Data excerpts:
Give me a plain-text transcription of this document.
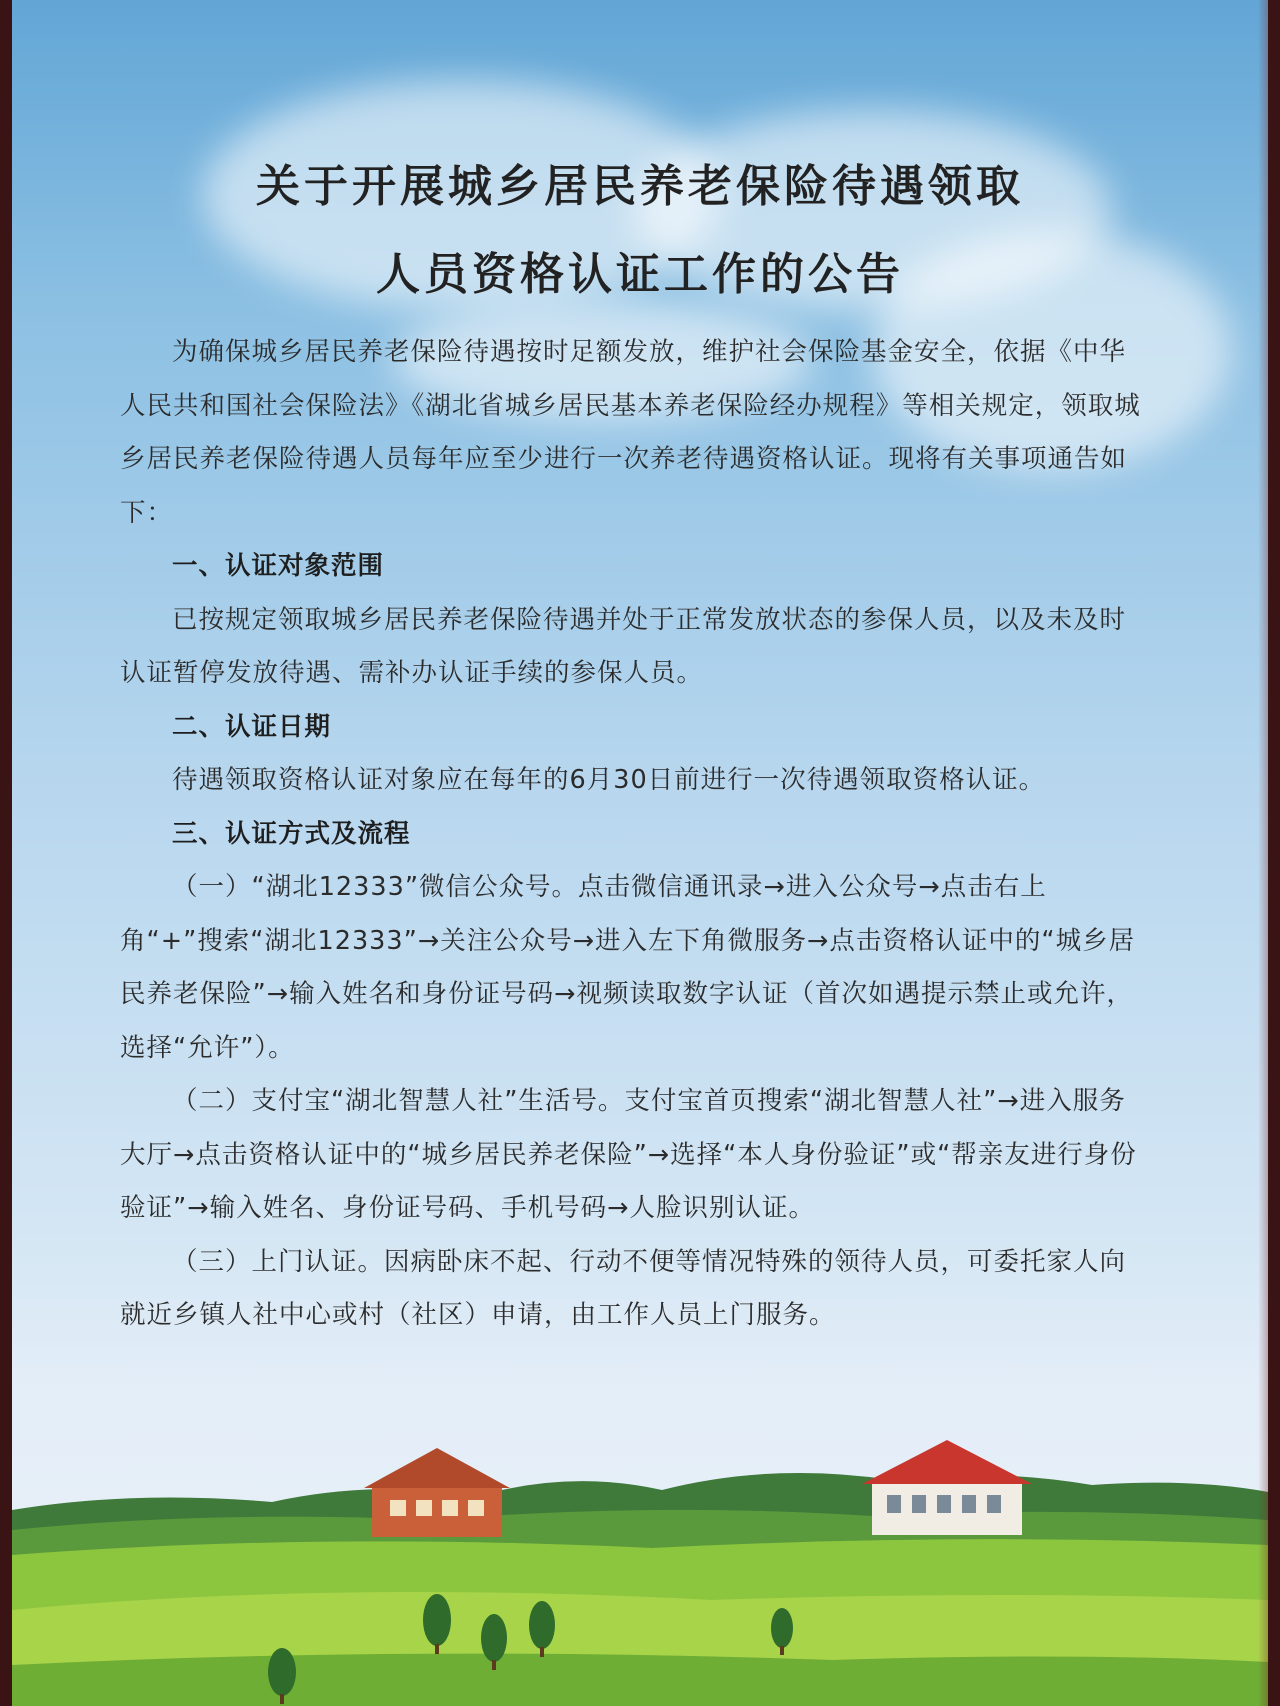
关于开展城乡居民养老保险待遇领取
人员资格认证工作的公告

为确保城乡居民养老保险待遇按时足额发放，维护社会保险基金安全，依据《中华人民共和国社会保险法》《湖北省城乡居民基本养老保险经办规程》等相关规定，领取城乡居民养老保险待遇人员每年应至少进行一次养老待遇资格认证。现将有关事项通告如下：

一、认证对象范围

已按规定领取城乡居民养老保险待遇并处于正常发放状态的参保人员，以及未及时认证暂停发放待遇、需补办认证手续的参保人员。

二、认证日期

待遇领取资格认证对象应在每年的6月30日前进行一次待遇领取资格认证。

三、认证方式及流程

（一）“湖北12333”微信公众号。点击微信通讯录→进入公众号→点击右上角“+”搜索“湖北12333”→关注公众号→进入左下角微服务→点击资格认证中的“城乡居民养老保险”→输入姓名和身份证号码→视频读取数字认证（首次如遇提示禁止或允许，选择“允许”）。

（二）支付宝“湖北智慧人社”生活号。支付宝首页搜索“湖北智慧人社”→进入服务大厅→点击资格认证中的“城乡居民养老保险”→选择“本人身份验证”或“帮亲友进行身份验证”→输入姓名、身份证号码、手机号码→人脸识别认证。

（三）上门认证。因病卧床不起、行动不便等情况特殊的领待人员，可委托家人向就近乡镇人社中心或村（社区）申请，由工作人员上门服务。
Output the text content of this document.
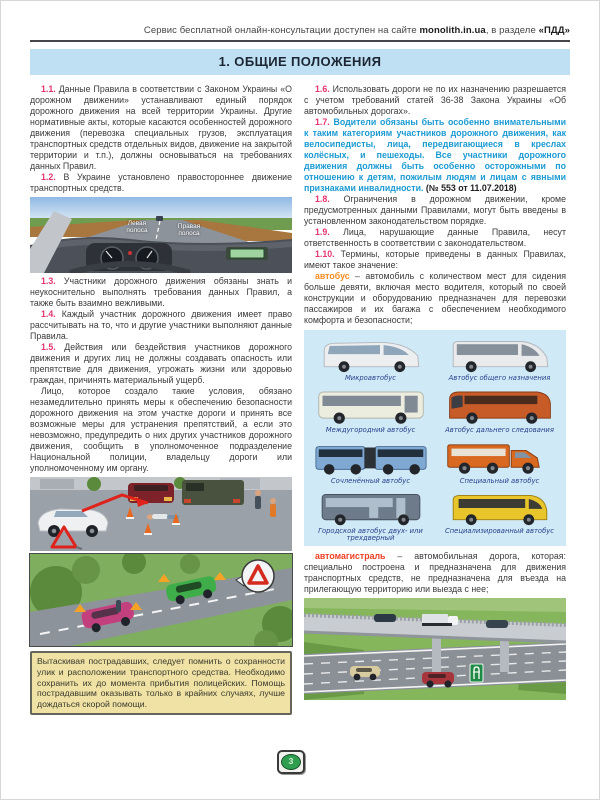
Сервис бесплатной онлайн-консультации доступен на сайте monolith.in.ua, в разделе «ПДД»
1. ОБЩИЕ ПОЛОЖЕНИЯ

1.1. Данные Правила в соответствии с Законом Украины «О дорожном движении» устанавливают единый порядок дорожного движения на всей территории Украины. Другие нормативные акты, которые касаются особенностей дорожного движения (перевозка специальных грузов, эксплуатация транспортных средств отдельных видов, движение на закрытой территории и т.п.), должны основываться на требованиях данных Правил.

1.2. В Украине установлено правостороннее движение транспортных средств.

Левая полоса
Правая полоса

1.3. Участники дорожного движения обязаны знать и неукоснительно выполнять требования данных Правил, а также быть взаимно вежливыми.

1.4. Каждый участник дорожного движения имеет право рассчитывать на то, что и другие участники выполняют данные Правила.

1.5. Действия или бездействия участников дорожного движения и других лиц не должны создавать опасность или препятствие для движения, угрожать жизни или здоровью граждан, причинять материальный ущерб.

Лицо, которое создало такие условия, обязано незамедлительно принять меры к обеспечению безопасности дорожного движения на этом участке дороги и принять все возможные меры для устранения препятствий, а если это невозможно, предупредить о них других участников дорожного движения, сообщить в уполномоченное подразделение Национальной полиции, владельцу дороги или уполномоченному им органу.

Вытаскивая пострадавших, следует помнить о сохранности улик и расположении транспортного средства. Необходимо сохранить их до момента прибытия полицейских. Помощь пострадавшим оказывать только в крайних случаях, лучше дождаться скорой помощи.

1.6. Использовать дороги не по их назначению разрешается с учетом требований статей 36-38 Закона Украины «Об автомобильных дорогах».

1.7. Водители обязаны быть особенно внимательными к таким категориям участников дорожного движения, как велосипедисты, лица, передвигающиеся в креслах колёсных, и пешеходы. Все участники дорожного движения должны быть особенно осторожными по отношению к детям, пожилым людям и лицам с явными признаками инвалидности. (№ 553 от 11.07.2018)

1.8. Ограничения в дорожном движении, кроме предусмотренных данными Правилами, могут быть введены в установленном законодательством порядке.

1.9. Лица, нарушающие данные Правила, несут ответственность в соответствии с законодательством.

1.10. Термины, которые приведены в данных Правилах, имеют такое значение:

автобус – автомобиль с количеством мест для сидения больше девяти, включая место водителя, который по своей конструкции и оборудованию предназначен для перевозки пассажиров и их багажа с обеспечением необходимого комфорта и безопасности;

Микроавтобус	Автобус общего назначения
Междугородний автобус	Автобус дальнего следования
Сочленённый автобус	Специальный автобус
Городской автобус двух- или трехдверный
Специализированный автобус

автомагистраль – автомобильная дорога, которая: специально построена и предназначена для движения транспортных средств, не предназначена для въезда на прилегающую территорию или выезда с нее;

3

* [Stated problem]:
Examine the listing and say how many of its lines contain the string "данных". Give the number alone.

* [Correct output]:
3